---------- Data records

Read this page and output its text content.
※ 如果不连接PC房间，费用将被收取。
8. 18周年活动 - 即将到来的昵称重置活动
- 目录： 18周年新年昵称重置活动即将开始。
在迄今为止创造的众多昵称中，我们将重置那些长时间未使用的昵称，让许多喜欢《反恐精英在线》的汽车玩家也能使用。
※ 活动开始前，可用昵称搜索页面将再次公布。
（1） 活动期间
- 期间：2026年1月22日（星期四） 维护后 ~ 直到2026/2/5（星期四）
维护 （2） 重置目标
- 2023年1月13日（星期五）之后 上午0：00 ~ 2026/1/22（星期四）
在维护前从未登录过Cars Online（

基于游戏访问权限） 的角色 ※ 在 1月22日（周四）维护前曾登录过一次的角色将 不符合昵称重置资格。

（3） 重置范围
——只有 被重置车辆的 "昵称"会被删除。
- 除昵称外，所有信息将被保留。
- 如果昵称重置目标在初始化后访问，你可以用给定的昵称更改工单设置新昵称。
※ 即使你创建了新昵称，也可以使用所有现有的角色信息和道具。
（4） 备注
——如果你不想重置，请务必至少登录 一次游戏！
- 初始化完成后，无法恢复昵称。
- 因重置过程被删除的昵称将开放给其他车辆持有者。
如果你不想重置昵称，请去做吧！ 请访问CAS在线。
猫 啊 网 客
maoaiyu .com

--------------------

--- What is expected ---
Every line above should be retyped exactly as given.

--- Completed task ---
Read this page and output its text content.
※ 如果不连接PC房间，费用将被收取。
8. 18周年活动 - 即将到来的昵称重置活动
- 目录： 18周年新年昵称重置活动即将开始。
在迄今为止创造的众多昵称中，我们将重置那些长时间未使用的昵称，让许多喜欢《反恐精英在线》的汽车玩家也能使用。
※ 活动开始前，可用昵称搜索页面将再次公布。
（1） 活动期间
- 期间：2026年1月22日（星期四） 维护后 ~ 直到2026/2/5（星期四）
维护 （2） 重置目标
- 2023年1月13日（星期五）之后 上午0：00 ~ 2026/1/22（星期四）
在维护前从未登录过Cars Online（

基于游戏访问权限） 的角色 ※ 在 1月22日（周四）维护前曾登录过一次的角色将 不符合昵称重置资格。

（3） 重置范围
——只有 被重置车辆的 "昵称"会被删除。
- 除昵称外，所有信息将被保留。
- 如果昵称重置目标在初始化后访问，你可以用给定的昵称更改工单设置新昵称。
※ 即使你创建了新昵称，也可以使用所有现有的角色信息和道具。
（4） 备注
——如果你不想重置，请务必至少登录 一次游戏！
- 初始化完成后，无法恢复昵称。
- 因重置过程被删除的昵称将开放给其他车辆持有者。
如果你不想重置昵称，请去做吧！ 请访问CAS在线。
猫 啊 网 客
maoaiyu .com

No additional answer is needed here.